— START OF RECORDED INFORMATION —

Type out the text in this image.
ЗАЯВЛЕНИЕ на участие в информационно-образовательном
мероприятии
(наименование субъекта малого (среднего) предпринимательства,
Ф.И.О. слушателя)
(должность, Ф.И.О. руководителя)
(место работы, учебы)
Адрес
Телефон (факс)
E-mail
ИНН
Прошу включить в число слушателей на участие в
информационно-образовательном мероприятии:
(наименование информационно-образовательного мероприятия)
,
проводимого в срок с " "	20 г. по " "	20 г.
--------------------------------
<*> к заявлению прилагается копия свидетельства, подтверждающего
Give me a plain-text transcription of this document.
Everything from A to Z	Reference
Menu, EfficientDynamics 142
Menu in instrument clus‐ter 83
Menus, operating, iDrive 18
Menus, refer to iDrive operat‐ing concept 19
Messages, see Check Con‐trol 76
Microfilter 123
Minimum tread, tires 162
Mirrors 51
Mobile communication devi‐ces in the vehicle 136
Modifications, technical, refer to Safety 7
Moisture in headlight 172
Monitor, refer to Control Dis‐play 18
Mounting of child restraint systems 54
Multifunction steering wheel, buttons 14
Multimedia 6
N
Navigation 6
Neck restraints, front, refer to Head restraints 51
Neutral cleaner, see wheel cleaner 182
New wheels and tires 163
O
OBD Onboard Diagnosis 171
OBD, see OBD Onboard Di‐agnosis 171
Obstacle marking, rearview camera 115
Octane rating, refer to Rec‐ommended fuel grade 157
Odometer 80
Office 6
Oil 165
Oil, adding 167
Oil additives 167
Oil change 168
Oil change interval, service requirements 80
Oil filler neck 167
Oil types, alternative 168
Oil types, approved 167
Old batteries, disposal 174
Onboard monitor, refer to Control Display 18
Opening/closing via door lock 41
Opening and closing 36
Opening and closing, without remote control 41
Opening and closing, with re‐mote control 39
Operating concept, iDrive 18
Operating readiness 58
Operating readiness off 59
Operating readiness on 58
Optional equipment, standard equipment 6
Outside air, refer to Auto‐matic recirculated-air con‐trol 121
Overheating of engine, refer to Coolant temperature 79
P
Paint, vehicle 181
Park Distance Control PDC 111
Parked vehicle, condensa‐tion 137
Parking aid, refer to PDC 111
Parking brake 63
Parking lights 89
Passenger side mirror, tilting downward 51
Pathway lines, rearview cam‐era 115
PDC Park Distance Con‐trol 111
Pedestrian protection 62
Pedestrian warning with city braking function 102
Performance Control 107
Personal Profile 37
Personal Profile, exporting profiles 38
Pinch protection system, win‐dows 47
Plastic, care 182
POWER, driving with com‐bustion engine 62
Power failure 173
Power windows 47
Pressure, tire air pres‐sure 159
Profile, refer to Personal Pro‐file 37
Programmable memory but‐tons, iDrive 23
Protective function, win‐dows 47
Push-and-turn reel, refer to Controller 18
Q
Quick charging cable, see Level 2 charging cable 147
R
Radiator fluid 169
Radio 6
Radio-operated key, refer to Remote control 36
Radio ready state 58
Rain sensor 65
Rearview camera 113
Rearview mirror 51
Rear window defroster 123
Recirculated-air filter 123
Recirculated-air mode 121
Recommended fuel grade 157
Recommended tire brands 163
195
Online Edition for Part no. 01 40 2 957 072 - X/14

— END OF RECORDED INFORMATION —

◆ **WHAT TO PRODUCE**
Extract, word for word, each line of the listing above.

◆ **FINISHED TASK**
Type out the text in this image.
ЗАЯВЛЕНИЕ на участие в информационно-образовательном
мероприятии
(наименование субъекта малого (среднего) предпринимательства,
Ф.И.О. слушателя)
(должность, Ф.И.О. руководителя)
(место работы, учебы)
Адрес
Телефон (факс)
E-mail
ИНН
Прошу включить в число слушателей на участие в
информационно-образовательном мероприятии:
(наименование информационно-образовательного мероприятия)
,
проводимого в срок с " "	20 г. по " "	20 г.
--------------------------------
<*> к заявлению прилагается копия свидетельства, подтверждающего
Give me a plain-text transcription of this document.
Everything from A to Z	Reference
Menu, EfficientDynamics 142
Menu in instrument clus‐ter 83
Menus, operating, iDrive 18
Menus, refer to iDrive operat‐ing concept 19
Messages, see Check Con‐trol 76
Microfilter 123
Minimum tread, tires 162
Mirrors 51
Mobile communication devi‐ces in the vehicle 136
Modifications, technical, refer to Safety 7
Moisture in headlight 172
Monitor, refer to Control Dis‐play 18
Mounting of child restraint systems 54
Multifunction steering wheel, buttons 14
Multimedia 6
N
Navigation 6
Neck restraints, front, refer to Head restraints 51
Neutral cleaner, see wheel cleaner 182
New wheels and tires 163
O
OBD Onboard Diagnosis 171
OBD, see OBD Onboard Di‐agnosis 171
Obstacle marking, rearview camera 115
Octane rating, refer to Rec‐ommended fuel grade 157
Odometer 80
Office 6
Oil 165
Oil, adding 167
Oil additives 167
Oil change 168
Oil change interval, service requirements 80
Oil filler neck 167
Oil types, alternative 168
Oil types, approved 167
Old batteries, disposal 174
Onboard monitor, refer to Control Display 18
Opening/closing via door lock 41
Opening and closing 36
Opening and closing, without remote control 41
Opening and closing, with re‐mote control 39
Operating concept, iDrive 18
Operating readiness 58
Operating readiness off 59
Operating readiness on 58
Optional equipment, standard equipment 6
Outside air, refer to Auto‐matic recirculated-air con‐trol 121
Overheating of engine, refer to Coolant temperature 79
P
Paint, vehicle 181
Park Distance Control PDC 111
Parked vehicle, condensa‐tion 137
Parking aid, refer to PDC 111
Parking brake 63
Parking lights 89
Passenger side mirror, tilting downward 51
Pathway lines, rearview cam‐era 115
PDC Park Distance Con‐trol 111
Pedestrian protection 62
Pedestrian warning with city braking function 102
Performance Control 107
Personal Profile 37
Personal Profile, exporting profiles 38
Pinch protection system, win‐dows 47
Plastic, care 182
POWER, driving with com‐bustion engine 62
Power failure 173
Power windows 47
Pressure, tire air pres‐sure 159
Profile, refer to Personal Pro‐file 37
Programmable memory but‐tons, iDrive 23
Protective function, win‐dows 47
Push-and-turn reel, refer to Controller 18
Q
Quick charging cable, see Level 2 charging cable 147
R
Radiator fluid 169
Radio 6
Radio-operated key, refer to Remote control 36
Radio ready state 58
Rain sensor 65
Rearview camera 113
Rearview mirror 51
Rear window defroster 123
Recirculated-air filter 123
Recirculated-air mode 121
Recommended fuel grade 157
Recommended tire brands 163
195
Online Edition for Part no. 01 40 2 957 072 - X/14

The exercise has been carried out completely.